▸ Dataset entries on figures:
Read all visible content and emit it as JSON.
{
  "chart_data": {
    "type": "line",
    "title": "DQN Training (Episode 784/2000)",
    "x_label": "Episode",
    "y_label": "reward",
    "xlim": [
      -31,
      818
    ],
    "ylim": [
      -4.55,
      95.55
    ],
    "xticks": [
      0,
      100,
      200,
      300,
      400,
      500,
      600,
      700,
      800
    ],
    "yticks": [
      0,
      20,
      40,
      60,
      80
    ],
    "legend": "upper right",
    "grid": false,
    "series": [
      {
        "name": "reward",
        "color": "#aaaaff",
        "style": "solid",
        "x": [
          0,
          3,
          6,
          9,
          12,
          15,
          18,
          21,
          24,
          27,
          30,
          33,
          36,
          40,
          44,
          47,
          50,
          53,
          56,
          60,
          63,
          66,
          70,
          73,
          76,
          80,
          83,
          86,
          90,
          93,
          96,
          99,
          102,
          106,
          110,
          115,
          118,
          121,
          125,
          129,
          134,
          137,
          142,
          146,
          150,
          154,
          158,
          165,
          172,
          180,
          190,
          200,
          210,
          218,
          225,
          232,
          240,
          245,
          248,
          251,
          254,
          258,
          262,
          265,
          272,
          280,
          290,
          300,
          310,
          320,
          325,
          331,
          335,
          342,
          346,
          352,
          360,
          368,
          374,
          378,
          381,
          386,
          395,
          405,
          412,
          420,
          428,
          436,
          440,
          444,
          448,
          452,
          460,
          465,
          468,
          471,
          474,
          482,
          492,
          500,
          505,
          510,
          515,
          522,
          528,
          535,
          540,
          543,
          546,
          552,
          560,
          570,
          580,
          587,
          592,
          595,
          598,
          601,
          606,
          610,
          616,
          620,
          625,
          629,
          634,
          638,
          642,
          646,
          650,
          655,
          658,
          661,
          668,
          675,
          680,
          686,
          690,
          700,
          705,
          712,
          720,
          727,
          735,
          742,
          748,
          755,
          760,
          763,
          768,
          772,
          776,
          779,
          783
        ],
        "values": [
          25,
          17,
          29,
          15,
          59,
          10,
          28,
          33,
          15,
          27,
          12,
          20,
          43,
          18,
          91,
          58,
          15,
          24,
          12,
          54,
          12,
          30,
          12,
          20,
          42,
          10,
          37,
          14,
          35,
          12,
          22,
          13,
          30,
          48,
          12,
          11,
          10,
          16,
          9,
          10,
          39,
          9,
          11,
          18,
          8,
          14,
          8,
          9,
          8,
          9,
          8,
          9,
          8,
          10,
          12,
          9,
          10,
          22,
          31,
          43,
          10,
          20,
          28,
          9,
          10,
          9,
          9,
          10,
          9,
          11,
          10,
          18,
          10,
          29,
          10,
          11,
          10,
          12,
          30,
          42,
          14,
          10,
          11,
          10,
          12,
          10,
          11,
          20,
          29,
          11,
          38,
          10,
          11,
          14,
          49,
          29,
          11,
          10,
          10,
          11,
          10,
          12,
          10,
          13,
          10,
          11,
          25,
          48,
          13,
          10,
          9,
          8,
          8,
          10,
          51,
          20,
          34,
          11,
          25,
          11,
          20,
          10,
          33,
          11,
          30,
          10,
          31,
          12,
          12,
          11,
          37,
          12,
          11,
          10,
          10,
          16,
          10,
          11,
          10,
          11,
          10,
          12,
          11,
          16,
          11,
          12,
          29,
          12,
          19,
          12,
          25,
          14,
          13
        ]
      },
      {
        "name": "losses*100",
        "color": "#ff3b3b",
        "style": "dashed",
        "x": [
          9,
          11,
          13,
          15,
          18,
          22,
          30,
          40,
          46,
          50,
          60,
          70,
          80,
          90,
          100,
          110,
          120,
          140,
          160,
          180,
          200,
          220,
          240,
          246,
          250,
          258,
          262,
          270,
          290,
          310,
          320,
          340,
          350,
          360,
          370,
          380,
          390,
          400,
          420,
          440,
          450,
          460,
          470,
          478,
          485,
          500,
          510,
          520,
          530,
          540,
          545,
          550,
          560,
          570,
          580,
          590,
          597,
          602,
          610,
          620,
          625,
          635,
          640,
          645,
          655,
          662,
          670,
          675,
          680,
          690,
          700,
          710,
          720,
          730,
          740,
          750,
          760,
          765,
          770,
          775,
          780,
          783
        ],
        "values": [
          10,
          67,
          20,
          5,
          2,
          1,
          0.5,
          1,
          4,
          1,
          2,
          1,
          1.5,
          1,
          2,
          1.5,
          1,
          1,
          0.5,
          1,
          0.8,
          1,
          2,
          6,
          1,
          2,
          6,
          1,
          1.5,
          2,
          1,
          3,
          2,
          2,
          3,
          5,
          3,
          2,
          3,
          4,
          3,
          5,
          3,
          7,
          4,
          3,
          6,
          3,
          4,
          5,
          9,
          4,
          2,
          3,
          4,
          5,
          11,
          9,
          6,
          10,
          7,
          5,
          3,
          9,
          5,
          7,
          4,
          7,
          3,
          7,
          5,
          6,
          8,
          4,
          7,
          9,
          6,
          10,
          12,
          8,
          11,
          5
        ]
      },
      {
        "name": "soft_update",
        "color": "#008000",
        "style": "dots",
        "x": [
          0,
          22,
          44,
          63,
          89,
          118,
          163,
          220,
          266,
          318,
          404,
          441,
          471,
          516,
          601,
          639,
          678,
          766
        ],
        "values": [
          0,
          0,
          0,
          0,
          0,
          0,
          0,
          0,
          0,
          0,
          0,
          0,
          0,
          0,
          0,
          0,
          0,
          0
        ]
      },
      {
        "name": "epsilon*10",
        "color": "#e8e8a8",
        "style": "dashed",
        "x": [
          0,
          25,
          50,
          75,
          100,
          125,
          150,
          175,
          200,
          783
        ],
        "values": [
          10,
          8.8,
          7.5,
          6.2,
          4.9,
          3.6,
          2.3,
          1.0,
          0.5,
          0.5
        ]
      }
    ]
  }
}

▸ Task to carry out: Show every line of the listing in which the string "style" can be found.

▸ Response:
        "style": "solid",
        "style": "dashed",
        "style": "dots",
        "style": "dashed",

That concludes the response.